> **Exercise**
Look through the lines and report how many include the word "JSON", giving nothing but the number.

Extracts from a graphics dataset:
-=-=-=-=-
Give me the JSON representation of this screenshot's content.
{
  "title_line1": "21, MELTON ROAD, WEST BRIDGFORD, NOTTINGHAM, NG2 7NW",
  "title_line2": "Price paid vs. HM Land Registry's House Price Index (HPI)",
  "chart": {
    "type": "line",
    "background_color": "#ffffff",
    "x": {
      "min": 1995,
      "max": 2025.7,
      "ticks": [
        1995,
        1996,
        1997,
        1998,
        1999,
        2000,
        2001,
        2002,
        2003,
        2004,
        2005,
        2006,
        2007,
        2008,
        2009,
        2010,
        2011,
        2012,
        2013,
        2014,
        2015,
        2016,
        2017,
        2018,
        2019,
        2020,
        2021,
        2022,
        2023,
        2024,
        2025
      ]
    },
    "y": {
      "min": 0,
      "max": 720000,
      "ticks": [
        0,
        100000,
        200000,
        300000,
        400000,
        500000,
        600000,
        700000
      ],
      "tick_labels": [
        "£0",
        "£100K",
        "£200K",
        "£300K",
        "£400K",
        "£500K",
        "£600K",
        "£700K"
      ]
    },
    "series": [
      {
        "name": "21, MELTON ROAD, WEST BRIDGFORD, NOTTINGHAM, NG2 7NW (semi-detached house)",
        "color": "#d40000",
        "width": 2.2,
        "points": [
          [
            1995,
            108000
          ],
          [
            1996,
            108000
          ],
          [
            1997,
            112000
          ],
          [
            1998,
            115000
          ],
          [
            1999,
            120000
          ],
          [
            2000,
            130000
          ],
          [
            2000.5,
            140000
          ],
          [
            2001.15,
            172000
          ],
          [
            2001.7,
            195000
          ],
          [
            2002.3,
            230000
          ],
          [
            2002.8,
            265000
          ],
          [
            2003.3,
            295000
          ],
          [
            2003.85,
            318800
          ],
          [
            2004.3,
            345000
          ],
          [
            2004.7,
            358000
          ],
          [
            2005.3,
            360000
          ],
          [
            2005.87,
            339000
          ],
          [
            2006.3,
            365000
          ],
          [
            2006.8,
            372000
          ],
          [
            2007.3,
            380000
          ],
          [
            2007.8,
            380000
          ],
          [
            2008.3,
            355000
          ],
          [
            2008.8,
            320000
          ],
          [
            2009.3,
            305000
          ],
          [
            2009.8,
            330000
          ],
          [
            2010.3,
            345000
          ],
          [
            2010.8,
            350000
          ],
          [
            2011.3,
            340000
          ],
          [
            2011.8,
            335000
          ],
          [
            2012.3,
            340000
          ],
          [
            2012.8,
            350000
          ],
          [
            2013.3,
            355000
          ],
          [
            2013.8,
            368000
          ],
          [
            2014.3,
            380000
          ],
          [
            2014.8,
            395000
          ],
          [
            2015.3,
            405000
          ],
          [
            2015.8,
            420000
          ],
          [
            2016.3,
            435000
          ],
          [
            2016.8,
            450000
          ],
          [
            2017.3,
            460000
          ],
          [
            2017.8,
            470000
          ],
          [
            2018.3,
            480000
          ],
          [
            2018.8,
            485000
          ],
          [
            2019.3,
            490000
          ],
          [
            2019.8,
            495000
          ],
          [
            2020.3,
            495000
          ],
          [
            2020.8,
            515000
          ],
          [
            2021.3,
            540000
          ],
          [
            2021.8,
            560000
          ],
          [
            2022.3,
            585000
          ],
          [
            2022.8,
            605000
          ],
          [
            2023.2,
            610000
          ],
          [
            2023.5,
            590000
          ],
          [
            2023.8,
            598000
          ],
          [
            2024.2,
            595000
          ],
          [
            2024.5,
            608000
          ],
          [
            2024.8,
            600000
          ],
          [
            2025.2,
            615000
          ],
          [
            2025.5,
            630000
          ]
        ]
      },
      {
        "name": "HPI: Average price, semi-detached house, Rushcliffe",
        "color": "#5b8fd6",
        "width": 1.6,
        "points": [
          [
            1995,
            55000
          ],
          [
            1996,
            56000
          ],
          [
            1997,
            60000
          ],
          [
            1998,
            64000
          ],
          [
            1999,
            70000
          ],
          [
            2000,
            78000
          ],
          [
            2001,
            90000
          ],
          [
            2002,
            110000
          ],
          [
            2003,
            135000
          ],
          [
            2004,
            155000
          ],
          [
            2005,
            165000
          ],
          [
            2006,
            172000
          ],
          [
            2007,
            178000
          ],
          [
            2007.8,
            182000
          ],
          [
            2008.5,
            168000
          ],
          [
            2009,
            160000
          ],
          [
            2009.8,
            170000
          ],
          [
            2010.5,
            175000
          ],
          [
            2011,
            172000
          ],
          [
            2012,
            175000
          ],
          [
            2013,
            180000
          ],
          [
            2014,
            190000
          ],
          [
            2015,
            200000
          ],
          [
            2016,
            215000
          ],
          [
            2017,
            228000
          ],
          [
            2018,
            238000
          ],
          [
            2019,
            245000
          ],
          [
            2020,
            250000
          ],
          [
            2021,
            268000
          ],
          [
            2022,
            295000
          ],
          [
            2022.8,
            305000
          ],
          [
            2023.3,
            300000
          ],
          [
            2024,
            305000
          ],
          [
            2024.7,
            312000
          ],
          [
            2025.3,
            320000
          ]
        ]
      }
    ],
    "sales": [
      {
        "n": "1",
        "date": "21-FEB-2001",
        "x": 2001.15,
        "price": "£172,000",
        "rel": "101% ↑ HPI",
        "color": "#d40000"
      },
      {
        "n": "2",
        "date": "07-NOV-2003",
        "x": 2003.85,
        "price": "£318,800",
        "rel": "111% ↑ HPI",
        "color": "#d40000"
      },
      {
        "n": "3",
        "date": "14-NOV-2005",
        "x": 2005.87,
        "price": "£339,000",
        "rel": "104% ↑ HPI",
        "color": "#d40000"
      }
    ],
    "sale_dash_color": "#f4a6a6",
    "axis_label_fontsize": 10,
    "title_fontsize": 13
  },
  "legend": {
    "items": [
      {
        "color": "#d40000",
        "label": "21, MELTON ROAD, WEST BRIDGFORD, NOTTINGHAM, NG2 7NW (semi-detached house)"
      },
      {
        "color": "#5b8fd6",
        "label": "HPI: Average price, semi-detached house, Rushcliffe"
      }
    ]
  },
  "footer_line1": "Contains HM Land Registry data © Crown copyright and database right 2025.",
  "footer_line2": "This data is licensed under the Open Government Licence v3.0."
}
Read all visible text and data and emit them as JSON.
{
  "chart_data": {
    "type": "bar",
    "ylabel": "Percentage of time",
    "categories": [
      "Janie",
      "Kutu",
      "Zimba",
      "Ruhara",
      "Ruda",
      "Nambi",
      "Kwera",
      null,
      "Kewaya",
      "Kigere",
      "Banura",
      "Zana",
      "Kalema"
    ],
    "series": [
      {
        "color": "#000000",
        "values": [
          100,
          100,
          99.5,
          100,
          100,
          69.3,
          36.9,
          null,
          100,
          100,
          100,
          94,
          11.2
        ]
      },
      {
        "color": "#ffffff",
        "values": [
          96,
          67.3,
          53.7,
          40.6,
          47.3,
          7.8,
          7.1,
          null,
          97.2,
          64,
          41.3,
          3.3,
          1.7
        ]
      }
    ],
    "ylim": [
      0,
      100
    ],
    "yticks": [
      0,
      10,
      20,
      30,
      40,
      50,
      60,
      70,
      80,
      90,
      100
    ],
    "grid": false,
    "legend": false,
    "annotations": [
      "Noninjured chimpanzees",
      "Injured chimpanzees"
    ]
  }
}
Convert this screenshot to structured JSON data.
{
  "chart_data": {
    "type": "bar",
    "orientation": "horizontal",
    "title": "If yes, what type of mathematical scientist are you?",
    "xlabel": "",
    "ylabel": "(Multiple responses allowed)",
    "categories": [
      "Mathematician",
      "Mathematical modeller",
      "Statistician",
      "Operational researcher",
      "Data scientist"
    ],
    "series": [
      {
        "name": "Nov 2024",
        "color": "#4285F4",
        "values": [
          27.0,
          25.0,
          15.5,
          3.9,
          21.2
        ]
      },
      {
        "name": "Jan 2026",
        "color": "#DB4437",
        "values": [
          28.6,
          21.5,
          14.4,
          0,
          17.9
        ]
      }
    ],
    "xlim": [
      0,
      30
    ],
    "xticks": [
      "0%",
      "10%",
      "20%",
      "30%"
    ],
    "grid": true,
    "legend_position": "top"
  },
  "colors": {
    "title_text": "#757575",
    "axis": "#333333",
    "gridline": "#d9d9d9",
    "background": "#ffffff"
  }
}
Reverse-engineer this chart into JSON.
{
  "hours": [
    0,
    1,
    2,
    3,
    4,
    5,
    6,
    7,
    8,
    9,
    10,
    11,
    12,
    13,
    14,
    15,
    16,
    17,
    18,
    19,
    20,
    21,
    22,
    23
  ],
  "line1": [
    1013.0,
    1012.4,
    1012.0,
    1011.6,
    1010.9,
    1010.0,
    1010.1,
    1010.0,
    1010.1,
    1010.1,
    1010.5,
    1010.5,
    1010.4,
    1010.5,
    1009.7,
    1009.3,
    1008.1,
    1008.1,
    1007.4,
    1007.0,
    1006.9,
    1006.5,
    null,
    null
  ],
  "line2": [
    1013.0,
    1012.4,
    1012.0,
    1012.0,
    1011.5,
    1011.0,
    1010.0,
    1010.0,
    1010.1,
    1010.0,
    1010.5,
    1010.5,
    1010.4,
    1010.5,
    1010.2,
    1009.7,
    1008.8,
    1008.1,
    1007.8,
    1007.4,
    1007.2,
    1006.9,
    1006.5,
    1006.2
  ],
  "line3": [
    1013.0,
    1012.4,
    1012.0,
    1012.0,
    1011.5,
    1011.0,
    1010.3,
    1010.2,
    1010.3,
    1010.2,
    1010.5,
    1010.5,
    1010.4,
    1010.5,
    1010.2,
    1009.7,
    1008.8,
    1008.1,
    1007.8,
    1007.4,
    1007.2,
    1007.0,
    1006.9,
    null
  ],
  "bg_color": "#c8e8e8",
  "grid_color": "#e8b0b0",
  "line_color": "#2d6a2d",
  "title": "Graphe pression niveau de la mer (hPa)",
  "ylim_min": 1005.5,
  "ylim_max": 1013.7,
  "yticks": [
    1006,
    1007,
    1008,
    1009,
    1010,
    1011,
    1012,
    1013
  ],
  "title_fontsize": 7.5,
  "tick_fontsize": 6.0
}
-=-=-=-=-
> **Solution**
4